• Given information:
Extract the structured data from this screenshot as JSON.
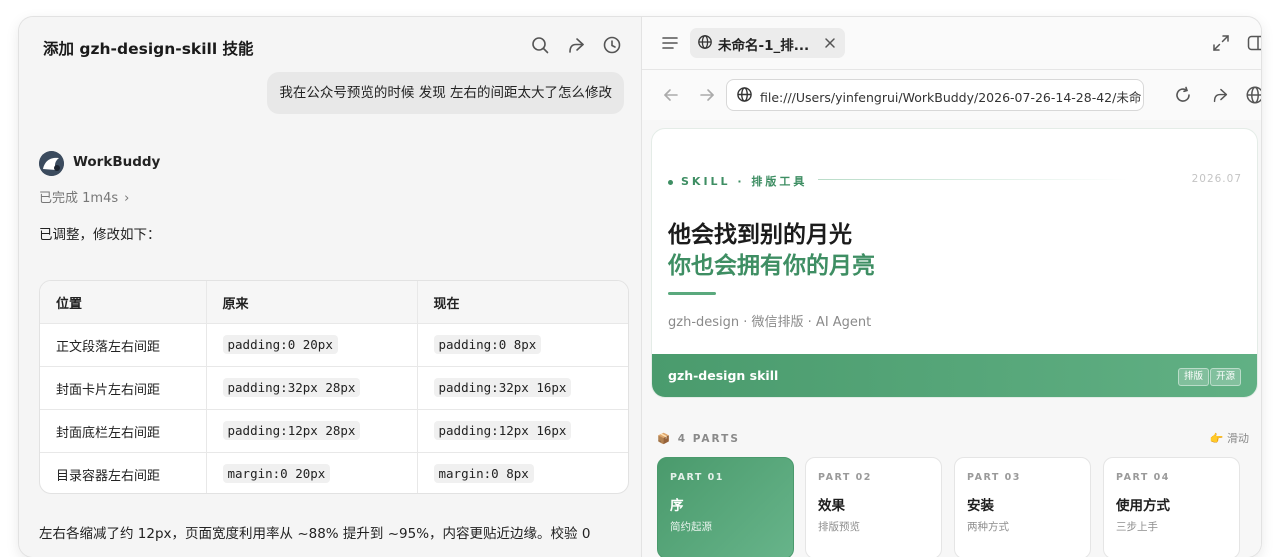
{
  "chat": {
    "title": "添加 gzh-design-skill 技能",
    "user_message": "我在公众号预览的时候 发现 左右的间距太大了怎么修改",
    "agent_name": "WorkBuddy",
    "status": "已完成 1m4s",
    "intro": "已调整，修改如下：",
    "table": {
      "headers": [
        "位置",
        "原来",
        "现在"
      ],
      "rows": [
        [
          "正文段落左右间距",
          "padding:0 20px",
          "padding:0 8px"
        ],
        [
          "封面卡片左右间距",
          "padding:32px 28px",
          "padding:32px 16px"
        ],
        [
          "封面底栏左右间距",
          "padding:12px 28px",
          "padding:12px 16px"
        ],
        [
          "目录容器左右间距",
          "margin:0 20px",
          "margin:0 8px"
        ]
      ]
    },
    "summary": "左右各缩减了约 12px，页面宽度利用率从 ~88% 提升到 ~95%，内容更贴近边缘。校验 0"
  },
  "browser": {
    "tab_title": "未命名-1_排...",
    "url": "file:///Users/yinfengrui/WorkBuddy/2026-07-26-14-28-42/未命",
    "page": {
      "skill_label": "SKILL · 排版工具",
      "date": "2026.07",
      "headline1": "他会找到别的月光",
      "headline2": "你也会拥有你的月亮",
      "subtitle": "gzh-design · 微信排版 · AI Agent",
      "footer_title": "gzh-design skill",
      "footer_tags": [
        "排版",
        "开源"
      ],
      "parts_label": "4 PARTS",
      "swipe_hint": "👉 滑动",
      "parts": [
        {
          "kicker": "PART 01",
          "title": "序",
          "sub": "简约起源"
        },
        {
          "kicker": "PART 02",
          "title": "效果",
          "sub": "排版预览"
        },
        {
          "kicker": "PART 03",
          "title": "安装",
          "sub": "两种方式"
        },
        {
          "kicker": "PART 04",
          "title": "使用方式",
          "sub": "三步上手"
        }
      ]
    }
  },
  "colors": {
    "accent_green": "#3e8e63",
    "footer_green": "#4a9b6d"
  },
  "icons": [
    "search-icon",
    "share-icon",
    "history-icon",
    "menu-icon",
    "globe-icon",
    "close-icon",
    "expand-icon",
    "panel-icon",
    "back-icon",
    "forward-icon",
    "reload-icon",
    "package-icon"
  ]
}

• Problem details: Quote every line of the records above exactly; no picture is to be copied.

• Task output:
Extract the structured data from this screenshot as JSON.
{
  "chat": {
    "title": "添加 gzh-design-skill 技能",
    "user_message": "我在公众号预览的时候 发现 左右的间距太大了怎么修改",
    "agent_name": "WorkBuddy",
    "status": "已完成 1m4s",
    "intro": "已调整，修改如下：",
    "table": {
      "headers": [
        "位置",
        "原来",
        "现在"
      ],
      "rows": [
        [
          "正文段落左右间距",
          "padding:0 20px",
          "padding:0 8px"
        ],
        [
          "封面卡片左右间距",
          "padding:32px 28px",
          "padding:32px 16px"
        ],
        [
          "封面底栏左右间距",
          "padding:12px 28px",
          "padding:12px 16px"
        ],
        [
          "目录容器左右间距",
          "margin:0 20px",
          "margin:0 8px"
        ]
      ]
    },
    "summary": "左右各缩减了约 12px，页面宽度利用率从 ~88% 提升到 ~95%，内容更贴近边缘。校验 0"
  },
  "browser": {
    "tab_title": "未命名-1_排...",
    "url": "file:///Users/yinfengrui/WorkBuddy/2026-07-26-14-28-42/未命",
    "page": {
      "skill_label": "SKILL · 排版工具",
      "date": "2026.07",
      "headline1": "他会找到别的月光",
      "headline2": "你也会拥有你的月亮",
      "subtitle": "gzh-design · 微信排版 · AI Agent",
      "footer_title": "gzh-design skill",
      "footer_tags": [
        "排版",
        "开源"
      ],
      "parts_label": "4 PARTS",
      "swipe_hint": "👉 滑动",
      "parts": [
        {
          "kicker": "PART 01",
          "title": "序",
          "sub": "简约起源"
        },
        {
          "kicker": "PART 02",
          "title": "效果",
          "sub": "排版预览"
        },
        {
          "kicker": "PART 03",
          "title": "安装",
          "sub": "两种方式"
        },
        {
          "kicker": "PART 04",
          "title": "使用方式",
          "sub": "三步上手"
        }
      ]
    }
  },
  "colors": {
    "accent_green": "#3e8e63",
    "footer_green": "#4a9b6d"
  },
  "icons": [
    "search-icon",
    "share-icon",
    "history-icon",
    "menu-icon",
    "globe-icon",
    "close-icon",
    "expand-icon",
    "panel-icon",
    "back-icon",
    "forward-icon",
    "reload-icon",
    "package-icon"
  ]
}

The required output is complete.